• SET TASK: Could you output each line of the data that follows exactly?
======== EXTRACTED ENTRIES ========
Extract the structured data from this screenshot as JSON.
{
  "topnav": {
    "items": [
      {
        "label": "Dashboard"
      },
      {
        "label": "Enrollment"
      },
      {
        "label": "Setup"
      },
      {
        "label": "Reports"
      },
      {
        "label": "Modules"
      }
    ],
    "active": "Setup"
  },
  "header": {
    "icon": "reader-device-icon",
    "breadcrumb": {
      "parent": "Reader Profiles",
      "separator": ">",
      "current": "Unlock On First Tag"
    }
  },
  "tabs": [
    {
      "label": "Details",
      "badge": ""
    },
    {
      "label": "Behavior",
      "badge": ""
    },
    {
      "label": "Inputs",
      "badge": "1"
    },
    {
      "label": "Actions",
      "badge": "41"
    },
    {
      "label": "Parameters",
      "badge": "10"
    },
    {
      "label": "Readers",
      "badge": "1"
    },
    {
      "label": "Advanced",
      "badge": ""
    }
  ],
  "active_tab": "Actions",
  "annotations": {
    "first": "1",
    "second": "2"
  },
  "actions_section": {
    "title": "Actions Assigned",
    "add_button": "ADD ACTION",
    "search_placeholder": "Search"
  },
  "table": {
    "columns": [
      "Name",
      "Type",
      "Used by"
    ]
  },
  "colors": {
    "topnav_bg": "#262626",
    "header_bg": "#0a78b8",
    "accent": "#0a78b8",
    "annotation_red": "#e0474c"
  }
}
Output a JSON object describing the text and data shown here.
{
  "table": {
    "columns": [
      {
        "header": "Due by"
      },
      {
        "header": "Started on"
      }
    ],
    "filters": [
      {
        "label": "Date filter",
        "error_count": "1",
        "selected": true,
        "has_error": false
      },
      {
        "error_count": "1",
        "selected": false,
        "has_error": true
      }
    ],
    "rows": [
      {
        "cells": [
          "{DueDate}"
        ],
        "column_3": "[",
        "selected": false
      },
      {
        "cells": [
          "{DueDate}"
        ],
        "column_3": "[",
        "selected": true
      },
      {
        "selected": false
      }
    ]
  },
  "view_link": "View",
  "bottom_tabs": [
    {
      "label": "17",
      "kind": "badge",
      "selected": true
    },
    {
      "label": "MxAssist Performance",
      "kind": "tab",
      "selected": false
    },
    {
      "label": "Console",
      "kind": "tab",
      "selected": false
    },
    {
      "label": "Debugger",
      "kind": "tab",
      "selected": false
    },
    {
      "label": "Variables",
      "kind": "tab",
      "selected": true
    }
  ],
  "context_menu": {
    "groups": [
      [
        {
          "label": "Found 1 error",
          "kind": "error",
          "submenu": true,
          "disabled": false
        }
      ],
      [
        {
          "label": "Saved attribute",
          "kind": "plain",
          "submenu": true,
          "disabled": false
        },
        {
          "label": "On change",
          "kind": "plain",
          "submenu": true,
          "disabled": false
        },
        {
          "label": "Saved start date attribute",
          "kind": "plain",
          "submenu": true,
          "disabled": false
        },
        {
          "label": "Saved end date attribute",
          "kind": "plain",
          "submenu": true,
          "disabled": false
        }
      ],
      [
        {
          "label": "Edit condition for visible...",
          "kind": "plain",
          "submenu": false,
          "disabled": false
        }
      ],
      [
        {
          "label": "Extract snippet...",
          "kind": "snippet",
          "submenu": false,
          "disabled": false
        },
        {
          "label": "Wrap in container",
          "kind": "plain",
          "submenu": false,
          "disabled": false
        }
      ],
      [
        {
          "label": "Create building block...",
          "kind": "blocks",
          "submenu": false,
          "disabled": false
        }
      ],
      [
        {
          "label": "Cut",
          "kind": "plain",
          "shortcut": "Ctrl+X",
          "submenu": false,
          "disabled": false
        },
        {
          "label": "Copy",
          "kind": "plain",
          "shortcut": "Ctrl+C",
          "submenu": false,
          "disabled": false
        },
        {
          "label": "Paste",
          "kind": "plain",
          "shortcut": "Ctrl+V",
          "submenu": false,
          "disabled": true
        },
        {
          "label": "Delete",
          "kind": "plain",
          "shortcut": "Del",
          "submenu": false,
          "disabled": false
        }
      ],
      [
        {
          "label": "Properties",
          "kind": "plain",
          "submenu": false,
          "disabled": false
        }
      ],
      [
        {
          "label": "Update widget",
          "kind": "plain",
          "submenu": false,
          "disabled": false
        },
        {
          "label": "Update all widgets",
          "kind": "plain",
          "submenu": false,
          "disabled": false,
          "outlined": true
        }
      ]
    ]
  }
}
========
• FINAL RESULT:
Extract the structured data from this screenshot as JSON.
{
  "topnav": {
    "items": [
      {
        "label": "Dashboard"
      },
      {
        "label": "Enrollment"
      },
      {
        "label": "Setup"
      },
      {
        "label": "Reports"
      },
      {
        "label": "Modules"
      }
    ],
    "active": "Setup"
  },
  "header": {
    "icon": "reader-device-icon",
    "breadcrumb": {
      "parent": "Reader Profiles",
      "separator": ">",
      "current": "Unlock On First Tag"
    }
  },
  "tabs": [
    {
      "label": "Details",
      "badge": ""
    },
    {
      "label": "Behavior",
      "badge": ""
    },
    {
      "label": "Inputs",
      "badge": "1"
    },
    {
      "label": "Actions",
      "badge": "41"
    },
    {
      "label": "Parameters",
      "badge": "10"
    },
    {
      "label": "Readers",
      "badge": "1"
    },
    {
      "label": "Advanced",
      "badge": ""
    }
  ],
  "active_tab": "Actions",
  "annotations": {
    "first": "1",
    "second": "2"
  },
  "actions_section": {
    "title": "Actions Assigned",
    "add_button": "ADD ACTION",
    "search_placeholder": "Search"
  },
  "table": {
    "columns": [
      "Name",
      "Type",
      "Used by"
    ]
  },
  "colors": {
    "topnav_bg": "#262626",
    "header_bg": "#0a78b8",
    "accent": "#0a78b8",
    "annotation_red": "#e0474c"
  }
}
Output a JSON object describing the text and data shown here.
{
  "table": {
    "columns": [
      {
        "header": "Due by"
      },
      {
        "header": "Started on"
      }
    ],
    "filters": [
      {
        "label": "Date filter",
        "error_count": "1",
        "selected": true,
        "has_error": false
      },
      {
        "error_count": "1",
        "selected": false,
        "has_error": true
      }
    ],
    "rows": [
      {
        "cells": [
          "{DueDate}"
        ],
        "column_3": "[",
        "selected": false
      },
      {
        "cells": [
          "{DueDate}"
        ],
        "column_3": "[",
        "selected": true
      },
      {
        "selected": false
      }
    ]
  },
  "view_link": "View",
  "bottom_tabs": [
    {
      "label": "17",
      "kind": "badge",
      "selected": true
    },
    {
      "label": "MxAssist Performance",
      "kind": "tab",
      "selected": false
    },
    {
      "label": "Console",
      "kind": "tab",
      "selected": false
    },
    {
      "label": "Debugger",
      "kind": "tab",
      "selected": false
    },
    {
      "label": "Variables",
      "kind": "tab",
      "selected": true
    }
  ],
  "context_menu": {
    "groups": [
      [
        {
          "label": "Found 1 error",
          "kind": "error",
          "submenu": true,
          "disabled": false
        }
      ],
      [
        {
          "label": "Saved attribute",
          "kind": "plain",
          "submenu": true,
          "disabled": false
        },
        {
          "label": "On change",
          "kind": "plain",
          "submenu": true,
          "disabled": false
        },
        {
          "label": "Saved start date attribute",
          "kind": "plain",
          "submenu": true,
          "disabled": false
        },
        {
          "label": "Saved end date attribute",
          "kind": "plain",
          "submenu": true,
          "disabled": false
        }
      ],
      [
        {
          "label": "Edit condition for visible...",
          "kind": "plain",
          "submenu": false,
          "disabled": false
        }
      ],
      [
        {
          "label": "Extract snippet...",
          "kind": "snippet",
          "submenu": false,
          "disabled": false
        },
        {
          "label": "Wrap in container",
          "kind": "plain",
          "submenu": false,
          "disabled": false
        }
      ],
      [
        {
          "label": "Create building block...",
          "kind": "blocks",
          "submenu": false,
          "disabled": false
        }
      ],
      [
        {
          "label": "Cut",
          "kind": "plain",
          "shortcut": "Ctrl+X",
          "submenu": false,
          "disabled": false
        },
        {
          "label": "Copy",
          "kind": "plain",
          "shortcut": "Ctrl+C",
          "submenu": false,
          "disabled": false
        },
        {
          "label": "Paste",
          "kind": "plain",
          "shortcut": "Ctrl+V",
          "submenu": false,
          "disabled": true
        },
        {
          "label": "Delete",
          "kind": "plain",
          "shortcut": "Del",
          "submenu": false,
          "disabled": false
        }
      ],
      [
        {
          "label": "Properties",
          "kind": "plain",
          "submenu": false,
          "disabled": false
        }
      ],
      [
        {
          "label": "Update widget",
          "kind": "plain",
          "submenu": false,
          "disabled": false
        },
        {
          "label": "Update all widgets",
          "kind": "plain",
          "submenu": false,
          "disabled": false,
          "outlined": true
        }
      ]
    ]
  }
}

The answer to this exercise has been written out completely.